start Supplied material
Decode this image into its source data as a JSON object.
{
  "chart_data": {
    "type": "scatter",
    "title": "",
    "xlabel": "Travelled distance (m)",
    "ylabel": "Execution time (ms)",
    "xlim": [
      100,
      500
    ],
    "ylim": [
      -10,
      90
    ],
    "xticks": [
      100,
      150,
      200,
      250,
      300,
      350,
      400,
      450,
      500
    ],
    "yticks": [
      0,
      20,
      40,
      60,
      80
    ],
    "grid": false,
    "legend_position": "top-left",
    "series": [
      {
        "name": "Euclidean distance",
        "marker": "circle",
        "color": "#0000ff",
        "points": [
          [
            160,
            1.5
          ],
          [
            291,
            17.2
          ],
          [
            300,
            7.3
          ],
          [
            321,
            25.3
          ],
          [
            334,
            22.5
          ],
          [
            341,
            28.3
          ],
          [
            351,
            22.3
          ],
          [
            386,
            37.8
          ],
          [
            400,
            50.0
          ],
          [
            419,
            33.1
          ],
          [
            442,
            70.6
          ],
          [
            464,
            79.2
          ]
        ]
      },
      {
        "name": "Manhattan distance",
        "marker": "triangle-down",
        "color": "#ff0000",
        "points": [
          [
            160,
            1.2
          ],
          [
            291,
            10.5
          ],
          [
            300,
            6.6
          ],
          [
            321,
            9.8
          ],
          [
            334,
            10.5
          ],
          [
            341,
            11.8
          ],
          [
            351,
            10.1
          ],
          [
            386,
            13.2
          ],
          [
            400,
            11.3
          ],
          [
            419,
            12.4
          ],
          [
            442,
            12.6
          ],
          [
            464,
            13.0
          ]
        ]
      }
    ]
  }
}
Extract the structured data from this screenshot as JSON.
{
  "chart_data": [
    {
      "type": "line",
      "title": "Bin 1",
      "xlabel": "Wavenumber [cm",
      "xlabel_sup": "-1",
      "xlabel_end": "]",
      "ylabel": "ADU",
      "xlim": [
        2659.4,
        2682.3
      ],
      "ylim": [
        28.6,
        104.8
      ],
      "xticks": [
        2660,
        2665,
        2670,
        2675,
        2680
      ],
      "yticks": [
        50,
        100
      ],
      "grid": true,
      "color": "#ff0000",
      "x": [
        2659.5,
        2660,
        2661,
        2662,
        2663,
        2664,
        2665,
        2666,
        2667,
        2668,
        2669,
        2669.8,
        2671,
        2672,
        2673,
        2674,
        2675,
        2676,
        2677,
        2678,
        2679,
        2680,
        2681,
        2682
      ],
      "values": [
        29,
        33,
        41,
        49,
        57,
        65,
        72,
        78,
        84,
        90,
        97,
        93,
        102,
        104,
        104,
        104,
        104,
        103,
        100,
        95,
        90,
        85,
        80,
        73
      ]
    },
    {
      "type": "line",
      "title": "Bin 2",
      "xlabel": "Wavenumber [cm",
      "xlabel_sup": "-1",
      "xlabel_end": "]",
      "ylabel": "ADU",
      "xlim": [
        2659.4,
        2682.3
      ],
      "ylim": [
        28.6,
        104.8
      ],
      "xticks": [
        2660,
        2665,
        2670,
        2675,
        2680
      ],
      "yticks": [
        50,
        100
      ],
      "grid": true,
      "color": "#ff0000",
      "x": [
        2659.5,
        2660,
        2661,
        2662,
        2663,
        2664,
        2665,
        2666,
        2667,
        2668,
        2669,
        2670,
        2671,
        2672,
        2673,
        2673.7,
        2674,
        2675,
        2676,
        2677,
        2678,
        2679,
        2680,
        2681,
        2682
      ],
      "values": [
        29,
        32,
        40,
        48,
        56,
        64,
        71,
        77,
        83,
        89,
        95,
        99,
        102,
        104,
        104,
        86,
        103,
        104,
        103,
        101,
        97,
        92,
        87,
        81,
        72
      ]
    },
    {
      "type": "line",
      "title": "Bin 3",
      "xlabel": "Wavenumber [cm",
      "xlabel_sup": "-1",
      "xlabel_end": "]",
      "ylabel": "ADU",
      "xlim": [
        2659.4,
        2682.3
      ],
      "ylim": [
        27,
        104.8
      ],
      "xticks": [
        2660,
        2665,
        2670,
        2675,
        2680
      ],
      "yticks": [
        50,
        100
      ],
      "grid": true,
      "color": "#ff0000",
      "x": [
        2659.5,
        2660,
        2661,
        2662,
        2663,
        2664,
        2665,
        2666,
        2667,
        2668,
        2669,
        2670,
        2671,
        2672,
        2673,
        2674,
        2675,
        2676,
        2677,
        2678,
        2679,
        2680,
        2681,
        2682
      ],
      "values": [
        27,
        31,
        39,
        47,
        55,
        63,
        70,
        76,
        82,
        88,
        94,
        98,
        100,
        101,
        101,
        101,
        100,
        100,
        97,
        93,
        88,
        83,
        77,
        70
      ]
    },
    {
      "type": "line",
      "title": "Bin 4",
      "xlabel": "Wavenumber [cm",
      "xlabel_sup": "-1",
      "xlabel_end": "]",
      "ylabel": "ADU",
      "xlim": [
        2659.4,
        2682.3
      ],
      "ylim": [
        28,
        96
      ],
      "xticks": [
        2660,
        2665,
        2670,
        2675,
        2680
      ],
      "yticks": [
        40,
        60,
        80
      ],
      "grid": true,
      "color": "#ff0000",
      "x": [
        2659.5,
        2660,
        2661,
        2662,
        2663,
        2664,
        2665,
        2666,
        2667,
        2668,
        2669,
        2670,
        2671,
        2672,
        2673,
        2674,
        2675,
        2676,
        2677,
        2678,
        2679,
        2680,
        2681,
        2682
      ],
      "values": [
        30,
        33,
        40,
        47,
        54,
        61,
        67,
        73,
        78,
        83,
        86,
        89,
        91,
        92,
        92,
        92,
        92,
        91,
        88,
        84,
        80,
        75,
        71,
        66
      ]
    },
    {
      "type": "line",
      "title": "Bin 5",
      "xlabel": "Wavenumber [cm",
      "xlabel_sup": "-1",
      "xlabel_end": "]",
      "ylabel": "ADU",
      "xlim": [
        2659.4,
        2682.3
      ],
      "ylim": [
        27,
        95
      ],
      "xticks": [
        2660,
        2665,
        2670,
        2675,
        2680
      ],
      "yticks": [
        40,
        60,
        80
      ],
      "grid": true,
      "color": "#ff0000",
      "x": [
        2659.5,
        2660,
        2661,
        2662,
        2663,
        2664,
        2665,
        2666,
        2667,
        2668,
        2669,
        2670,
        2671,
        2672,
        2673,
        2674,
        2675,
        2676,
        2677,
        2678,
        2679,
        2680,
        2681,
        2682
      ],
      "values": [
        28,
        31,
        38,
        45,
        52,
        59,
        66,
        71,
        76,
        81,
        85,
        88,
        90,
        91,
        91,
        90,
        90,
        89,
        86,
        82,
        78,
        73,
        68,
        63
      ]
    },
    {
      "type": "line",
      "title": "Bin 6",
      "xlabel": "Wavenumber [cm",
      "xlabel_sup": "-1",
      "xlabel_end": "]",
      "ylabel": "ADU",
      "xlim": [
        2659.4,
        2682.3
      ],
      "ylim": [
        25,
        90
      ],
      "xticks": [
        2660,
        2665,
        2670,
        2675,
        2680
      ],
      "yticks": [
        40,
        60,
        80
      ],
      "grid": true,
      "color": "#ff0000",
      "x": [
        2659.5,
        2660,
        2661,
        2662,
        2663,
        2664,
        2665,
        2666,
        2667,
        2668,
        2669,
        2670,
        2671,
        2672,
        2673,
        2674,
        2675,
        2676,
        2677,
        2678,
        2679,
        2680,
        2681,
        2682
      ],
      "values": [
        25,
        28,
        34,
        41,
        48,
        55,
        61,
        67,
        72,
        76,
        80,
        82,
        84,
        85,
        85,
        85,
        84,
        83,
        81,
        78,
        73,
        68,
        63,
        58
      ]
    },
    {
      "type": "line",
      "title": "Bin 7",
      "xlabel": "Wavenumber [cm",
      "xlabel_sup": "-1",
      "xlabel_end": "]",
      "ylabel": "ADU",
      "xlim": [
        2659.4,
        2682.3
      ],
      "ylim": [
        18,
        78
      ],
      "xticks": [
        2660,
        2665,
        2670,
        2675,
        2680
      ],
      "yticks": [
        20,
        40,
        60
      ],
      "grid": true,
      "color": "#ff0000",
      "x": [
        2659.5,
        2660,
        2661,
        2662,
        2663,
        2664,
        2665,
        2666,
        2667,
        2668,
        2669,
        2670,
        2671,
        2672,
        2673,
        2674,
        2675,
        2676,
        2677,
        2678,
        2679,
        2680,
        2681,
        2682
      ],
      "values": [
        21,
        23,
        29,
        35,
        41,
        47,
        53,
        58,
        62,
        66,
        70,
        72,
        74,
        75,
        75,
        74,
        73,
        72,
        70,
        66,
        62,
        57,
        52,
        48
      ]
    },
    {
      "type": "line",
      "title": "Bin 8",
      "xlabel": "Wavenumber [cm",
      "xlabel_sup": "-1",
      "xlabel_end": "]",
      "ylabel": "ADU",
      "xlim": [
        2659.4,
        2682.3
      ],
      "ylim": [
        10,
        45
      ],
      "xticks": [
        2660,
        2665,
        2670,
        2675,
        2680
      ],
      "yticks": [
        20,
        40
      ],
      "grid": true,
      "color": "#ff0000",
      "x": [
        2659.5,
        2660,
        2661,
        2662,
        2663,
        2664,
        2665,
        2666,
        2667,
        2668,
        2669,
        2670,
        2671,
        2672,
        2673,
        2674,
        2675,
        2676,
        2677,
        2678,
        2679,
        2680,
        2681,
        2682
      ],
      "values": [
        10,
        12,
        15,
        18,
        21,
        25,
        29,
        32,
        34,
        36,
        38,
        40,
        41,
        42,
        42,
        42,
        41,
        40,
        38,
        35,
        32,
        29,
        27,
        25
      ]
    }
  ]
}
end Supplied material
Out of the preceding entries, pull every line containing the string "JSON".

• _Task answer_:
Decode this image into its source data as a JSON object.
Extract the structured data from this screenshot as JSON.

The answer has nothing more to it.